Stated goal
Report, word for word, every line of the material that contains "JSON".

Data excerpts
════════════════

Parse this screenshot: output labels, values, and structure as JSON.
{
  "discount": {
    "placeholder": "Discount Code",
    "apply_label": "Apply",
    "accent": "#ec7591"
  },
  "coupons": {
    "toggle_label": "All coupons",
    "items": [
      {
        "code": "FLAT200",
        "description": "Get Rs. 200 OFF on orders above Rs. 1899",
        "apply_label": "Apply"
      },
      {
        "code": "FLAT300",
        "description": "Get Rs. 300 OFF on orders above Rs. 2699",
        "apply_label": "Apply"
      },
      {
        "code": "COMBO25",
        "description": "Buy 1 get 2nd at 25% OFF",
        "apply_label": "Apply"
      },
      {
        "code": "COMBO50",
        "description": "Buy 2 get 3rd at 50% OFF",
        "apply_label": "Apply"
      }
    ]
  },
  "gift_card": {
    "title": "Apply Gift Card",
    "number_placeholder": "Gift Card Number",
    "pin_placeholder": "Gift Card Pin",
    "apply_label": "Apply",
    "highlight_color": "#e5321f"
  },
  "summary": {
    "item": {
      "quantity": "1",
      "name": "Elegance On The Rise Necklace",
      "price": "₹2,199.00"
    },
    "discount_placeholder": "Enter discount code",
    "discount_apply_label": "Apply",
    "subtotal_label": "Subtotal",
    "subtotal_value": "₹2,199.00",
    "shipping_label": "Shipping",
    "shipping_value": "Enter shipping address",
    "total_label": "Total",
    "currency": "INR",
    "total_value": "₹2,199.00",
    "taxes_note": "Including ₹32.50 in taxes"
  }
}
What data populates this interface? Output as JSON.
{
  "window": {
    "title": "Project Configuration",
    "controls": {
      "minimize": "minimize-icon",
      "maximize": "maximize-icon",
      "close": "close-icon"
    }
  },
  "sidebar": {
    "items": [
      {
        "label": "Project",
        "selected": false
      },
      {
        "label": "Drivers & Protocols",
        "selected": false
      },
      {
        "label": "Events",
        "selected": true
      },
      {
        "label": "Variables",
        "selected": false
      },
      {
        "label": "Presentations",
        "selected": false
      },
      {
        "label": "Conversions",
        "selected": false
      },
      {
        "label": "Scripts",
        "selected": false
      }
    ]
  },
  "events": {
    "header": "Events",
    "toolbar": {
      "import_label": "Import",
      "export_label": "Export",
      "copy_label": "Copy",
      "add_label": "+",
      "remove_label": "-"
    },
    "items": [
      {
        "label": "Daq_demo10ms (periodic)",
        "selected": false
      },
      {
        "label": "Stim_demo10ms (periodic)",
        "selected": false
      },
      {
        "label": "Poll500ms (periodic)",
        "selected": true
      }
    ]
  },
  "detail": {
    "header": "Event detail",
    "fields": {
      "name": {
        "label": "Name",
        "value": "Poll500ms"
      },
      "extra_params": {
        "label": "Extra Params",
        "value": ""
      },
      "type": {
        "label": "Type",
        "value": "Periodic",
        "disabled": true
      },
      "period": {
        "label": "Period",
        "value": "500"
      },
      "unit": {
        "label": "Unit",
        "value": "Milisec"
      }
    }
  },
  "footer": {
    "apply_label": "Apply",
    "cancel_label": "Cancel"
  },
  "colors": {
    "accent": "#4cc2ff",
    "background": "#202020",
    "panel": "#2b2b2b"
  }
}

════════════════

Exercise solution
Parse this screenshot: output labels, values, and structure as JSON.
What data populates this interface? Output as JSON.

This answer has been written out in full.